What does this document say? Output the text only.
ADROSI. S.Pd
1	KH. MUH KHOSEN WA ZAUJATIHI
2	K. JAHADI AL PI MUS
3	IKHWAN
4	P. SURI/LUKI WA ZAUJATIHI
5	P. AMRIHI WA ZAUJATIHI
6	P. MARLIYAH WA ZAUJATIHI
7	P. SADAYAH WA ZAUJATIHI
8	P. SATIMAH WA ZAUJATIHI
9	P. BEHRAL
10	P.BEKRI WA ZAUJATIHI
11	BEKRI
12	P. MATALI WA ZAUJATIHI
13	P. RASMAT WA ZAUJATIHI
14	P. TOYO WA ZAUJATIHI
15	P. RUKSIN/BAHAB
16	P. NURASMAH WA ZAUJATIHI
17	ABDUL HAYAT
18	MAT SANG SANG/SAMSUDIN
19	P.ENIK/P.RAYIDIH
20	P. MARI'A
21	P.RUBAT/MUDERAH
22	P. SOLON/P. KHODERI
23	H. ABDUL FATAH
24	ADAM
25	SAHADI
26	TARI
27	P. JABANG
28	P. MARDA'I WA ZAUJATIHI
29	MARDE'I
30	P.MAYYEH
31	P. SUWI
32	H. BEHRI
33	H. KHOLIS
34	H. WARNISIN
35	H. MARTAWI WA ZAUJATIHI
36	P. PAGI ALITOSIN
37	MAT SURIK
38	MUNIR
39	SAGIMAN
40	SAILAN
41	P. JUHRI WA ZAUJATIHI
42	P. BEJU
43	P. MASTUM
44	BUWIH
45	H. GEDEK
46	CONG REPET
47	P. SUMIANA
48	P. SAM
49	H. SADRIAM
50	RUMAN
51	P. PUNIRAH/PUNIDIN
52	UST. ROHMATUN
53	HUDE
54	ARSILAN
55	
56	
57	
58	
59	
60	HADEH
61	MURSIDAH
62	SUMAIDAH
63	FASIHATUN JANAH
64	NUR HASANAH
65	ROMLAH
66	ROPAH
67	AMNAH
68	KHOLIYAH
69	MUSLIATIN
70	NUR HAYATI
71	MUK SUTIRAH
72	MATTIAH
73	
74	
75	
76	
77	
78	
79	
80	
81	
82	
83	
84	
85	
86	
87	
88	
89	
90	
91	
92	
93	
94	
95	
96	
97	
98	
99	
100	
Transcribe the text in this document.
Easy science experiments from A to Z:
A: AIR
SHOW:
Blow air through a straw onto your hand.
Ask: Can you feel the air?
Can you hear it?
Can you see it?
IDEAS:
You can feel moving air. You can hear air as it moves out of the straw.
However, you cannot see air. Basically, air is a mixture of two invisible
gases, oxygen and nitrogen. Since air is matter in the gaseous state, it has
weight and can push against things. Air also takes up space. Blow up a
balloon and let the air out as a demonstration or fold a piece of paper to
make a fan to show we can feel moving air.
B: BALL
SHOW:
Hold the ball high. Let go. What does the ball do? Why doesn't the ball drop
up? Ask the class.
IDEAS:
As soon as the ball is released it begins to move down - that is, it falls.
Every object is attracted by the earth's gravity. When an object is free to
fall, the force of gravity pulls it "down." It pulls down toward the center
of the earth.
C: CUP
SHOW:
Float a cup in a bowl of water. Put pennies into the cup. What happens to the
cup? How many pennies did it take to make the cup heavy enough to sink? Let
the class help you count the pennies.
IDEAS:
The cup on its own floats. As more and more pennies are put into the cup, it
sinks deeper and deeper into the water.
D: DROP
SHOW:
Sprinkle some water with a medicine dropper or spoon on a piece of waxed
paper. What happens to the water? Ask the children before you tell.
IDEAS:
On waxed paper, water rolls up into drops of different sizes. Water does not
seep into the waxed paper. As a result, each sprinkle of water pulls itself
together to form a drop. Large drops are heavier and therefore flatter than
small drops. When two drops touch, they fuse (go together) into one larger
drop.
= = = =
## GIVEN PROBLEM:
Output every line above without altering anything.

## TASK SOLUTION:
What does this document say? Output the text only.
ADROSI. S.Pd
1	KH. MUH KHOSEN WA ZAUJATIHI
2	K. JAHADI AL PI MUS
3	IKHWAN
4	P. SURI/LUKI WA ZAUJATIHI
5	P. AMRIHI WA ZAUJATIHI
6	P. MARLIYAH WA ZAUJATIHI
7	P. SADAYAH WA ZAUJATIHI
8	P. SATIMAH WA ZAUJATIHI
9	P. BEHRAL
10	P.BEKRI WA ZAUJATIHI
11	BEKRI
12	P. MATALI WA ZAUJATIHI
13	P. RASMAT WA ZAUJATIHI
14	P. TOYO WA ZAUJATIHI
15	P. RUKSIN/BAHAB
16	P. NURASMAH WA ZAUJATIHI
17	ABDUL HAYAT
18	MAT SANG SANG/SAMSUDIN
19	P.ENIK/P.RAYIDIH
20	P. MARI'A
21	P.RUBAT/MUDERAH
22	P. SOLON/P. KHODERI
23	H. ABDUL FATAH
24	ADAM
25	SAHADI
26	TARI
27	P. JABANG
28	P. MARDA'I WA ZAUJATIHI
29	MARDE'I
30	P.MAYYEH
31	P. SUWI
32	H. BEHRI
33	H. KHOLIS
34	H. WARNISIN
35	H. MARTAWI WA ZAUJATIHI
36	P. PAGI ALITOSIN
37	MAT SURIK
38	MUNIR
39	SAGIMAN
40	SAILAN
41	P. JUHRI WA ZAUJATIHI
42	P. BEJU
43	P. MASTUM
44	BUWIH
45	H. GEDEK
46	CONG REPET
47	P. SUMIANA
48	P. SAM
49	H. SADRIAM
50	RUMAN
51	P. PUNIRAH/PUNIDIN
52	UST. ROHMATUN
53	HUDE
54	ARSILAN
55	
56	
57	
58	
59	
60	HADEH
61	MURSIDAH
62	SUMAIDAH
63	FASIHATUN JANAH
64	NUR HASANAH
65	ROMLAH
66	ROPAH
67	AMNAH
68	KHOLIYAH
69	MUSLIATIN
70	NUR HAYATI
71	MUK SUTIRAH
72	MATTIAH
73	
74	
75	
76	
77	
78	
79	
80	
81	
82	
83	
84	
85	
86	
87	
88	
89	
90	
91	
92	
93	
94	
95	
96	
97	
98	
99	
100	
Transcribe the text in this document.
Easy science experiments from A to Z:
A: AIR
SHOW:
Blow air through a straw onto your hand.
Ask: Can you feel the air?
Can you hear it?
Can you see it?
IDEAS:
You can feel moving air. You can hear air as it moves out of the straw.
However, you cannot see air. Basically, air is a mixture of two invisible
gases, oxygen and nitrogen. Since air is matter in the gaseous state, it has
weight and can push against things. Air also takes up space. Blow up a
balloon and let the air out as a demonstration or fold a piece of paper to
make a fan to show we can feel moving air.
B: BALL
SHOW:
Hold the ball high. Let go. What does the ball do? Why doesn't the ball drop
up? Ask the class.
IDEAS:
As soon as the ball is released it begins to move down - that is, it falls.
Every object is attracted by the earth's gravity. When an object is free to
fall, the force of gravity pulls it "down." It pulls down toward the center
of the earth.
C: CUP
SHOW:
Float a cup in a bowl of water. Put pennies into the cup. What happens to the
cup? How many pennies did it take to make the cup heavy enough to sink? Let
the class help you count the pennies.
IDEAS:
The cup on its own floats. As more and more pennies are put into the cup, it
sinks deeper and deeper into the water.
D: DROP
SHOW:
Sprinkle some water with a medicine dropper or spoon on a piece of waxed
paper. What happens to the water? Ask the children before you tell.
IDEAS:
On waxed paper, water rolls up into drops of different sizes. Water does not
seep into the waxed paper. As a result, each sprinkle of water pulls itself
together to form a drop. Large drops are heavier and therefore flatter than
small drops. When two drops touch, they fuse (go together) into one larger
drop.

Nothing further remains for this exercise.